_DATA RECORDS_

++++++++++++++++++++

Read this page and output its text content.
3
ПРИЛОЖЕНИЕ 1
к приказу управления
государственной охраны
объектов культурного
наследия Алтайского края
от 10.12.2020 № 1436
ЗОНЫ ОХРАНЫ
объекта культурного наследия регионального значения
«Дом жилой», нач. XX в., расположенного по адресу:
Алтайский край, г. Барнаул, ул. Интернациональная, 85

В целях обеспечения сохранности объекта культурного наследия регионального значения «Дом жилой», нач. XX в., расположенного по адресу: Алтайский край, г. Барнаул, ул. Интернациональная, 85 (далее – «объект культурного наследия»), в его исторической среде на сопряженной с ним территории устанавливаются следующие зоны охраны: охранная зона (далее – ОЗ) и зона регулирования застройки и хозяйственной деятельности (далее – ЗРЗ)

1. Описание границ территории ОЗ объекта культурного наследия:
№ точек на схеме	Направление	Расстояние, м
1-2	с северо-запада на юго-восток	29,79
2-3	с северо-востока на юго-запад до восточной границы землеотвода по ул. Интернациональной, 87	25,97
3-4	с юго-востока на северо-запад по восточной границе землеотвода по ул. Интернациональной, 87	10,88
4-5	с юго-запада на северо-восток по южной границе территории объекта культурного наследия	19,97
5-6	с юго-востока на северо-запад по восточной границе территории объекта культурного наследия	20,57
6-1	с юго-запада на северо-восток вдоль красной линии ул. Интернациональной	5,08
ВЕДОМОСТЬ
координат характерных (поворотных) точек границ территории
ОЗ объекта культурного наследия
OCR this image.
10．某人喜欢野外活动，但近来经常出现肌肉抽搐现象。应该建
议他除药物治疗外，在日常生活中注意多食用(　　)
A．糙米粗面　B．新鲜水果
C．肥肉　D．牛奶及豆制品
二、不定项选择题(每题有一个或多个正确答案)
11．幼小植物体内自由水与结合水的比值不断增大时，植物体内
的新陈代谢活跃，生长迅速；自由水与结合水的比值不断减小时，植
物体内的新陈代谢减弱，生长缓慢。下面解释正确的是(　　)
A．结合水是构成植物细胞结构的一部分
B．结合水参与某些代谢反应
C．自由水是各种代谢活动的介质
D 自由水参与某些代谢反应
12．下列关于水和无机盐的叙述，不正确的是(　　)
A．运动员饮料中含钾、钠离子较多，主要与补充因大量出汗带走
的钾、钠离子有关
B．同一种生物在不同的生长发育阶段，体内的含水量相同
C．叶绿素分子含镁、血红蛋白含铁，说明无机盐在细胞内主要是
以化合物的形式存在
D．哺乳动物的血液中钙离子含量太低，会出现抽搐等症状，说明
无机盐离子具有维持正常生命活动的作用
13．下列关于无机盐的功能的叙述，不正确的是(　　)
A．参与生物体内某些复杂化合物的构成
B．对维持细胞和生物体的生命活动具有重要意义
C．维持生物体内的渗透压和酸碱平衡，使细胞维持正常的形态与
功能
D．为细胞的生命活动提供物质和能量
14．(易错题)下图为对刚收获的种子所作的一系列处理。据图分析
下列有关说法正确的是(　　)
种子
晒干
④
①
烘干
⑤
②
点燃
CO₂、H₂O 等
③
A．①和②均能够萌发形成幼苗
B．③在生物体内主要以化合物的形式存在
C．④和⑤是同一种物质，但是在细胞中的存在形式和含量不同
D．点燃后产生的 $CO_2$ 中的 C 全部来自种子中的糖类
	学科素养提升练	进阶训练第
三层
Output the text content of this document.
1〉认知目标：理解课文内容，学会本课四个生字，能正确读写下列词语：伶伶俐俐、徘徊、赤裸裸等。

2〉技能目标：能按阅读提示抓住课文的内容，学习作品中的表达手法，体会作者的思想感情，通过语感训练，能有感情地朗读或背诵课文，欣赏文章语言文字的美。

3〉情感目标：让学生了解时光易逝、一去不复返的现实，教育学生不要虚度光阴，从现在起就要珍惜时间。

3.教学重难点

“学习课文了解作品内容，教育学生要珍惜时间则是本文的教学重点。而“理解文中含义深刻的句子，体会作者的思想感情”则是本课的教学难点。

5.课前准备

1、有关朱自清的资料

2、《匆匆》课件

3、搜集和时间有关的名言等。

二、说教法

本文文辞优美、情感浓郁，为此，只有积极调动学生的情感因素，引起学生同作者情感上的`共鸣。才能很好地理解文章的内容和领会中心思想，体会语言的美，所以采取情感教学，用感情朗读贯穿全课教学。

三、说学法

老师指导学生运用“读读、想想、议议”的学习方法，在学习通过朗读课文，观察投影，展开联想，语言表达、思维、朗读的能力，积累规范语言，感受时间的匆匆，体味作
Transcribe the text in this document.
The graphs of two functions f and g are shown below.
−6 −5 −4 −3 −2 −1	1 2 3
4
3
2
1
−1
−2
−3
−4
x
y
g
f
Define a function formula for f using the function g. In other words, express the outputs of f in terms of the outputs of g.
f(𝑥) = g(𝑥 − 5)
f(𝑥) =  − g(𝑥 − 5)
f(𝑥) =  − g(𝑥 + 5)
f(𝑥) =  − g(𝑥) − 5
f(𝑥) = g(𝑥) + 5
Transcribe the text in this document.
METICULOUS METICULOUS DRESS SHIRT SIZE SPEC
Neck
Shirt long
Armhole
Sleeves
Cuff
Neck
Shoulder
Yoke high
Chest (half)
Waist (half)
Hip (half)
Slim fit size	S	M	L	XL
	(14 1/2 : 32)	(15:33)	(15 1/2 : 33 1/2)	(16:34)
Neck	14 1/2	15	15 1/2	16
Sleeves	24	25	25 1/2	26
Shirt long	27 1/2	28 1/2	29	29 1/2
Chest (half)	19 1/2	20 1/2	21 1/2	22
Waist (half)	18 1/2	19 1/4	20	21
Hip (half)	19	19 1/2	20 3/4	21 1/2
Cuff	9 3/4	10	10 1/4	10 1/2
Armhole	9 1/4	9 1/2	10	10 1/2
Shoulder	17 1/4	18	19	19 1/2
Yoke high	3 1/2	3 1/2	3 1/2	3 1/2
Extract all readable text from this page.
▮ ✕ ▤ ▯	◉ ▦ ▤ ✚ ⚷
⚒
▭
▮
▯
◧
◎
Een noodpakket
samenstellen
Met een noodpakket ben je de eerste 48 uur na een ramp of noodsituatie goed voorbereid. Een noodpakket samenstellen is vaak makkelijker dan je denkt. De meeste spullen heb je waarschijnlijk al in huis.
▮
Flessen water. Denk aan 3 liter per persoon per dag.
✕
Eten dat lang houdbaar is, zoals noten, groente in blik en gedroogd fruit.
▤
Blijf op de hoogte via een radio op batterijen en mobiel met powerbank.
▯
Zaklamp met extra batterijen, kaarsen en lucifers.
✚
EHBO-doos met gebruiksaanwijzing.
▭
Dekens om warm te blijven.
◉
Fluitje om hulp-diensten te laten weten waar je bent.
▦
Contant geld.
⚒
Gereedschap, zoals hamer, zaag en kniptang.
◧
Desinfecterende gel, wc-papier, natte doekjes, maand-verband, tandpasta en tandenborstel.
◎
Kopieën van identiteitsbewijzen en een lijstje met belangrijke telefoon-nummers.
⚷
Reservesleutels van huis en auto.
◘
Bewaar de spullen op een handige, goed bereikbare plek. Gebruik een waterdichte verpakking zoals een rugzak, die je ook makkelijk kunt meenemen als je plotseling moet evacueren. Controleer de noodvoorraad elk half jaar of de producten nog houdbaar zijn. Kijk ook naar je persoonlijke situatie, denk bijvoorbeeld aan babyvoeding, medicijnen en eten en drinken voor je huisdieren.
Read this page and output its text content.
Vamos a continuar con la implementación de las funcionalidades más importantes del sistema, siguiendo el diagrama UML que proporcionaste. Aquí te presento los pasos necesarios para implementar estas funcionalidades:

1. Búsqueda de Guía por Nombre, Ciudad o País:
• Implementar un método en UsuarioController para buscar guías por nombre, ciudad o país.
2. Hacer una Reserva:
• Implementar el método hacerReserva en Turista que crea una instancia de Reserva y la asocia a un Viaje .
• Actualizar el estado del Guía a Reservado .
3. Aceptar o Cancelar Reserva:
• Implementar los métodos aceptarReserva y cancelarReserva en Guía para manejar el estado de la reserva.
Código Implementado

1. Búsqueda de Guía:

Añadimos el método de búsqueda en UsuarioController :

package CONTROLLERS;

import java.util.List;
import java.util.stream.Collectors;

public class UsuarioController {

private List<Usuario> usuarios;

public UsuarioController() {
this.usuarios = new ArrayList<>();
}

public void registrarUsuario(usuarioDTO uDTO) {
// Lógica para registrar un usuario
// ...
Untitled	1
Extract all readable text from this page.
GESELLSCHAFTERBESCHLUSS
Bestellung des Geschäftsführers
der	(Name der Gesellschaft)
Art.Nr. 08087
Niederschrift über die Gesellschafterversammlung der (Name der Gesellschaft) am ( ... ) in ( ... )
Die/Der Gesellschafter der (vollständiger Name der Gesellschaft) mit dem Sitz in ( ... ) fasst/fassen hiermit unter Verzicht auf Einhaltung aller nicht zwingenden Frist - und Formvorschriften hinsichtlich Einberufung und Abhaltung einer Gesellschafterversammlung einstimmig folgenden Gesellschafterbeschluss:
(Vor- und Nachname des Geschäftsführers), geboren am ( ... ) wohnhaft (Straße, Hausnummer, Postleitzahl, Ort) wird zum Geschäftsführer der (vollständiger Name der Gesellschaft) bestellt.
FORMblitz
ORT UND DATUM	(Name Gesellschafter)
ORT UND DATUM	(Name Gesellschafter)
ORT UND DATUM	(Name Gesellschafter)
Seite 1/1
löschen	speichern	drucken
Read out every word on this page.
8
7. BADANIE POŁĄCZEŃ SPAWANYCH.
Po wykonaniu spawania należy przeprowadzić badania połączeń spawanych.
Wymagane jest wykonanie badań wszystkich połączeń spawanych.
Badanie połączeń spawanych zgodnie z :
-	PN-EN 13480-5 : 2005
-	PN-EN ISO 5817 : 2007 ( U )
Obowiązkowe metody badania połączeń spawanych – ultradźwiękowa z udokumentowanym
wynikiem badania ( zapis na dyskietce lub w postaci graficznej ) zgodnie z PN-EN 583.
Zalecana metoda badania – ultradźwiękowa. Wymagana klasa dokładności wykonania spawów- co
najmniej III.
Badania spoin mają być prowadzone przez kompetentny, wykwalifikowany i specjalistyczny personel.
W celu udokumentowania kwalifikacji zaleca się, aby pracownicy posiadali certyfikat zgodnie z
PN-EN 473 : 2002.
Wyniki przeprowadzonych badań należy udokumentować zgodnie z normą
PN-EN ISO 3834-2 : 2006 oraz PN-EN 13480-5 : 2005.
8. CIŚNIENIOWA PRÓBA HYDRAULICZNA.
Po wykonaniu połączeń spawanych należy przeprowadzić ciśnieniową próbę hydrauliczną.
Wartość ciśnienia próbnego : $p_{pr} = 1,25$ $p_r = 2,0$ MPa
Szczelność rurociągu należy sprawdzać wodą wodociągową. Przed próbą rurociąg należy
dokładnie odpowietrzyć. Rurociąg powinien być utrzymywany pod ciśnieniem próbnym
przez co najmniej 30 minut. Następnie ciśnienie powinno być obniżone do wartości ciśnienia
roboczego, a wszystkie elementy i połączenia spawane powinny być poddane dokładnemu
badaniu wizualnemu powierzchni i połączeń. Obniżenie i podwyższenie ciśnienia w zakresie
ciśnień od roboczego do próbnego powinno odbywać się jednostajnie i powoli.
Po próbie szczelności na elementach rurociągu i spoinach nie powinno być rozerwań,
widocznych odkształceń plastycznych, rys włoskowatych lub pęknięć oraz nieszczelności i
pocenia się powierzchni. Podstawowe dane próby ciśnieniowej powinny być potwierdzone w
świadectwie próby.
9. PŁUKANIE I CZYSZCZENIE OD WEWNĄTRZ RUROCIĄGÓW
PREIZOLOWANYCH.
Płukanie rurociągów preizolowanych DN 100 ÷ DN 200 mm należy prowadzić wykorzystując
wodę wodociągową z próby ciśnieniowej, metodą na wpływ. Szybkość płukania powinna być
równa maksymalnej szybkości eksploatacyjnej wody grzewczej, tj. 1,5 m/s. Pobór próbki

++++++++++++++++++++

Identify the lines that contain the string "samenstellen", and copy every one of them.

_RIGHT ANSWER_
samenstellen
Met een noodpakket ben je de eerste 48 uur na een ramp of noodsituatie goed voorbereid. Een noodpakket samenstellen is vaak makkelijker dan je denkt. De meeste spullen heb je waarschijnlijk al in huis.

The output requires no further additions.